▶ **Task**
Only the pictures stay out; every record is to be quoted exactly.

▶ **Entries from a dataset**
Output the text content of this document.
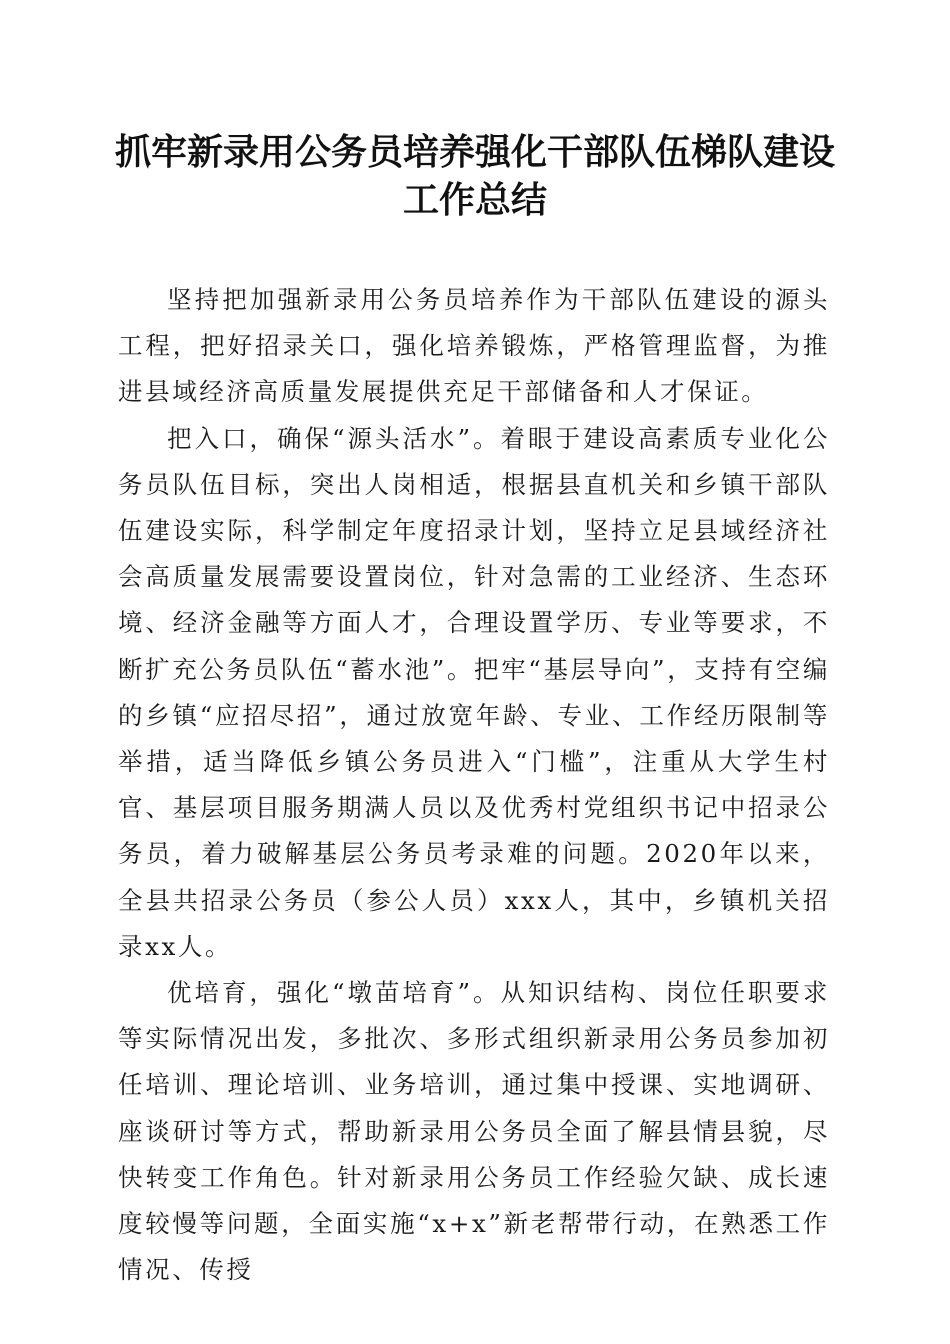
抓牢新录用公务员培养强化干部队伍梯队建设
工作总结

坚持把加强新录用公务员培养作为干部队伍建设的源头工程，把好招录关口，强化培养锻炼，严格管理监督，为推进县域经济高质量发展提供充足干部储备和人才保证。

把入口，确保“源头活水”。着眼于建设高素质专业化公务员队伍目标，突出人岗相适，根据县直机关和乡镇干部队伍建设实际，科学制定年度招录计划，坚持立足县域经济社会高质量发展需要设置岗位，针对急需的工业经济、生态环境、经济金融等方面人才，合理设置学历、专业等要求，不断扩充公务员队伍“蓄水池”。把牢“基层导向”，支持有空编的乡镇“应招尽招”，通过放宽年龄、专业、工作经历限制等举措，适当降低乡镇公务员进入“门槛”，注重从大学生村官、基层项目服务期满人员以及优秀村党组织书记中招录公务员，着力破解基层公务员考录难的问题。2020年以来，全县共招录公务员（参公人员）xxx人，其中，乡镇机关招录xx人。

优培育，强化“墩苗培育”。从知识结构、岗位任职要求等实际情况出发，多批次、多形式组织新录用公务员参加初任培训、理论培训、业务培训，通过集中授课、实地调研、座谈研讨等方式，帮助新录用公务员全面了解县情县貌，尽快转变工作角色。针对新录用公务员工作经验欠缺、成长速度较慢等问题，全面实施“x+x”新老帮带行动，在熟悉工作情况、传授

▶ **The output**
Output the text content of this document.
抓牢新录用公务员培养强化干部队伍梯队建设
工作总结

坚持把加强新录用公务员培养作为干部队伍建设的源头工程，把好招录关口，强化培养锻炼，严格管理监督，为推进县域经济高质量发展提供充足干部储备和人才保证。

把入口，确保“源头活水”。着眼于建设高素质专业化公务员队伍目标，突出人岗相适，根据县直机关和乡镇干部队伍建设实际，科学制定年度招录计划，坚持立足县域经济社会高质量发展需要设置岗位，针对急需的工业经济、生态环境、经济金融等方面人才，合理设置学历、专业等要求，不断扩充公务员队伍“蓄水池”。把牢“基层导向”，支持有空编的乡镇“应招尽招”，通过放宽年龄、专业、工作经历限制等举措，适当降低乡镇公务员进入“门槛”，注重从大学生村官、基层项目服务期满人员以及优秀村党组织书记中招录公务员，着力破解基层公务员考录难的问题。2020年以来，全县共招录公务员（参公人员）xxx人，其中，乡镇机关招录xx人。

优培育，强化“墩苗培育”。从知识结构、岗位任职要求等实际情况出发，多批次、多形式组织新录用公务员参加初任培训、理论培训、业务培训，通过集中授课、实地调研、座谈研讨等方式，帮助新录用公务员全面了解县情县貌，尽快转变工作角色。针对新录用公务员工作经验欠缺、成长速度较慢等问题，全面实施“x+x”新老帮带行动，在熟悉工作情况、传授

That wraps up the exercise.